[Source data]

_____

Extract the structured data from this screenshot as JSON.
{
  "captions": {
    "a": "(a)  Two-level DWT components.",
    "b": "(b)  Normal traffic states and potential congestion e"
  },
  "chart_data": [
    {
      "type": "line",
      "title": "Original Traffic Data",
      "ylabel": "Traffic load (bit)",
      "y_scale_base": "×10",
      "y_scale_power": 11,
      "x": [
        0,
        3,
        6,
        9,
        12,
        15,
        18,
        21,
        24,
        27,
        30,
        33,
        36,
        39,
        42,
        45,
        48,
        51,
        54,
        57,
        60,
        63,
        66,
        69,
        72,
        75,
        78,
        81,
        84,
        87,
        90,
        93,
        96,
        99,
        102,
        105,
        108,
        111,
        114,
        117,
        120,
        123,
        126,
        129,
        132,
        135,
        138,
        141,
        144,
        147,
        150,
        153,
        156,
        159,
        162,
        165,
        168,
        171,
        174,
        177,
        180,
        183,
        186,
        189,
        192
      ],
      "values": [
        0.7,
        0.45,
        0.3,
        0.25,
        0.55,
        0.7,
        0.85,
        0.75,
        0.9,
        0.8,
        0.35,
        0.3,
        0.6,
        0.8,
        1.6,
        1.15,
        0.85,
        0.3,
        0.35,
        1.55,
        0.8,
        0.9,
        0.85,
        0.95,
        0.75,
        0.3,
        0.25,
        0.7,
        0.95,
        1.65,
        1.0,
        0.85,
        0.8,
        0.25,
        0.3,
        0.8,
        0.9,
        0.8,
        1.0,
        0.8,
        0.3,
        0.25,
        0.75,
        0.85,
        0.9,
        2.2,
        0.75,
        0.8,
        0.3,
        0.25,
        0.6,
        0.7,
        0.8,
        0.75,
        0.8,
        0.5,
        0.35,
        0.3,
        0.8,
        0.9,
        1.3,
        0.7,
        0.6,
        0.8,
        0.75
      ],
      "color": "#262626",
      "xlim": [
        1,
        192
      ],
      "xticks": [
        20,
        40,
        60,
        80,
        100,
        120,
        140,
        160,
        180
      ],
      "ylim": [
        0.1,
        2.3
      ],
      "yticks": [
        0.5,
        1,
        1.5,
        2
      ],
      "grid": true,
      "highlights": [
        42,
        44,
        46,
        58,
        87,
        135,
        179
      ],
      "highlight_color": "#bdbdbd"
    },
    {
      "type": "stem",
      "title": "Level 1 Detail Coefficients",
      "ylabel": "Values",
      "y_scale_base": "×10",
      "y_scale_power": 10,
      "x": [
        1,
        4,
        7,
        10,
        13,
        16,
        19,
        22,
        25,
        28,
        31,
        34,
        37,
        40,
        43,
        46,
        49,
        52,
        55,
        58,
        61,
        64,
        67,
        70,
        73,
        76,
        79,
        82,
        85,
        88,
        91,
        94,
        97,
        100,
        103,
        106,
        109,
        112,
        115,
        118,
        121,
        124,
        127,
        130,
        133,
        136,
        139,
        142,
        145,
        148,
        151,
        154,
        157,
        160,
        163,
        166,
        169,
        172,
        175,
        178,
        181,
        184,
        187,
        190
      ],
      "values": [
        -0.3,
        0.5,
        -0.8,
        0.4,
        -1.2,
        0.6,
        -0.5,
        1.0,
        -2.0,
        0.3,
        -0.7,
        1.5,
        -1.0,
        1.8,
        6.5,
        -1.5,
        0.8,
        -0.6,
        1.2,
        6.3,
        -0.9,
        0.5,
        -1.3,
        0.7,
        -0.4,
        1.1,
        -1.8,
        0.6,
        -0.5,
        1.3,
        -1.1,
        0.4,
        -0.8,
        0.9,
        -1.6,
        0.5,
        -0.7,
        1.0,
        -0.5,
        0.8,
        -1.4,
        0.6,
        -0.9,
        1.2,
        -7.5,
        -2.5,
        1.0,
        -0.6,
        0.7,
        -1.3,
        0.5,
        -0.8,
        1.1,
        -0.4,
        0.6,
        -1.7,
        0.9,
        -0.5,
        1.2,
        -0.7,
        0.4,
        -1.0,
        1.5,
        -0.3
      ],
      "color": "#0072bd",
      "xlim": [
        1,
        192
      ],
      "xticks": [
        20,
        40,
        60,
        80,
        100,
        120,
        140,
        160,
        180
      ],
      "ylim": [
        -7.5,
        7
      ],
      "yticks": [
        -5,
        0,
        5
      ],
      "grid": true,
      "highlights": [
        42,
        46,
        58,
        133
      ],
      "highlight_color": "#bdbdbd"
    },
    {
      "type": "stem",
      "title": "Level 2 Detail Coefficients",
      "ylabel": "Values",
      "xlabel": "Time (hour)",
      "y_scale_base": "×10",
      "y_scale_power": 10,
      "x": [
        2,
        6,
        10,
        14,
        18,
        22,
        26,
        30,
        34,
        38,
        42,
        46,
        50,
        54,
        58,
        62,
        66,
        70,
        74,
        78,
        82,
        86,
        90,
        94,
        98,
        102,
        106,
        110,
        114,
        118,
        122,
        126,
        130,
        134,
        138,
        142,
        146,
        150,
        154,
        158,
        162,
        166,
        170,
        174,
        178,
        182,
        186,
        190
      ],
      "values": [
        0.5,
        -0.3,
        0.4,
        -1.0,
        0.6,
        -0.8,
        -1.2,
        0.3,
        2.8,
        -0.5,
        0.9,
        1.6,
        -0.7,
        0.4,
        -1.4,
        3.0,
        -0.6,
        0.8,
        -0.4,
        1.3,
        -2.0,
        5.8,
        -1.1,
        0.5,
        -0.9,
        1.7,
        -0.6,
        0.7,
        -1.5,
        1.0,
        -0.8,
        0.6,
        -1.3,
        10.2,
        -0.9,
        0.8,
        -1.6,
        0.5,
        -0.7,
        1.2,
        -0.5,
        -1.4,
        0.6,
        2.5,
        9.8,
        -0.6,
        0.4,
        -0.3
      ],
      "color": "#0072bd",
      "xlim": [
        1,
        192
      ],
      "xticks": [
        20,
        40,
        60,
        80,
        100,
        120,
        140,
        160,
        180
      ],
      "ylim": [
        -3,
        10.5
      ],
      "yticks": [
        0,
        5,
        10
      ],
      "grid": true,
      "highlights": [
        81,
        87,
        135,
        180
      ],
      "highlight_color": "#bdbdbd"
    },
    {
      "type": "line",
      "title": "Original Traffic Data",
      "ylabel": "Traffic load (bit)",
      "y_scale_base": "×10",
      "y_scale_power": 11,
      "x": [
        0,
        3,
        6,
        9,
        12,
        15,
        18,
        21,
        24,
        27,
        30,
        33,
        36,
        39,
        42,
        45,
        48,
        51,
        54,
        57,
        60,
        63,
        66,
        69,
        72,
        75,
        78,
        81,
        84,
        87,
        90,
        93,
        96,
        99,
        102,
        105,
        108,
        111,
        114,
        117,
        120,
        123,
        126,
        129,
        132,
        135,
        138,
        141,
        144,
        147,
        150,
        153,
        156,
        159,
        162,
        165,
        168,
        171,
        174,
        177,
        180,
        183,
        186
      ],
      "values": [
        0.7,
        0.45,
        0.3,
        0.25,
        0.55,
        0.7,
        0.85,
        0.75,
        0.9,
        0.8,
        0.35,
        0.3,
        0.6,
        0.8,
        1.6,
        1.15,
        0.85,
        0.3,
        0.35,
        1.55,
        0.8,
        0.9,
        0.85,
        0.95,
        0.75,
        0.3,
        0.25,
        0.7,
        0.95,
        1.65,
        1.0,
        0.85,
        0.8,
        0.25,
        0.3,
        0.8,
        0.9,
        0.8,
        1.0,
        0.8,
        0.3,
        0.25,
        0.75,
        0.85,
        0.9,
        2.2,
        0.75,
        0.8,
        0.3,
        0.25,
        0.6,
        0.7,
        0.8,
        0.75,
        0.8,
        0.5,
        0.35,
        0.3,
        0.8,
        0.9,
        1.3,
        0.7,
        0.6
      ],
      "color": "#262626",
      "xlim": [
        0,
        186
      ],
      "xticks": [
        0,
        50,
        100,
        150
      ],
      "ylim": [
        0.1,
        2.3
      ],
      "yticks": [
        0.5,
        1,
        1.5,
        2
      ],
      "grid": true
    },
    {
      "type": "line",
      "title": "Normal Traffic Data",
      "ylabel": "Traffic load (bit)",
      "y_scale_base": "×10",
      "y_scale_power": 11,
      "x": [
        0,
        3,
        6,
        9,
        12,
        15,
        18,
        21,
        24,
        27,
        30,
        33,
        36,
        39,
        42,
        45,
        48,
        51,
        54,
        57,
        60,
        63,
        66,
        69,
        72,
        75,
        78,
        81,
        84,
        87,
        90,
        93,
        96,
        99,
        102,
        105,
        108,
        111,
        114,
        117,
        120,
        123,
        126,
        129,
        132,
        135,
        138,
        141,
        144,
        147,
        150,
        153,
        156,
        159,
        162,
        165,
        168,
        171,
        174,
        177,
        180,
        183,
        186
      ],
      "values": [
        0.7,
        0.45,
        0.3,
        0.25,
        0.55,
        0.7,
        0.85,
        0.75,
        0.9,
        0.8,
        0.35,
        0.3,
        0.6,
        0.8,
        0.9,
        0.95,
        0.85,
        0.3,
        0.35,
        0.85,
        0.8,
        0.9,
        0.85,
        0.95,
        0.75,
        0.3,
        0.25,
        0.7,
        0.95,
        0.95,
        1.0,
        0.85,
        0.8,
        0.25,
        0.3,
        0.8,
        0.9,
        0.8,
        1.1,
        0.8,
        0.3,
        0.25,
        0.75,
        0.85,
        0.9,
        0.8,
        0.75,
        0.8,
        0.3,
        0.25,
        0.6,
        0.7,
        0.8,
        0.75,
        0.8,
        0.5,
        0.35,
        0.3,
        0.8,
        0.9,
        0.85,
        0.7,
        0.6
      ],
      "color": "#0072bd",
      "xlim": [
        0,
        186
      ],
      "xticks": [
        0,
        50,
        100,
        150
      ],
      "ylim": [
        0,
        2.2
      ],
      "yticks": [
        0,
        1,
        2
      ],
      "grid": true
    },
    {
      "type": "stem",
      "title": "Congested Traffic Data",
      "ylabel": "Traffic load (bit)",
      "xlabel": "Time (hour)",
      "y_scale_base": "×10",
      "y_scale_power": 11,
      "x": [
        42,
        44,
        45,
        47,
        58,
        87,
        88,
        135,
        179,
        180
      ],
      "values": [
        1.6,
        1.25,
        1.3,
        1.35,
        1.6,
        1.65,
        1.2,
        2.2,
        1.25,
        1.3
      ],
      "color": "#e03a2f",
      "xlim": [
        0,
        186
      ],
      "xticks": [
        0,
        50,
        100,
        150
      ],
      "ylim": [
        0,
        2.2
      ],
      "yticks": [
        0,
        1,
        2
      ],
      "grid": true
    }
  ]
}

_____

Task to carry out => Every line of the listing that holds "Normal" is to be counted; give only the resulting number.

Complete response => 2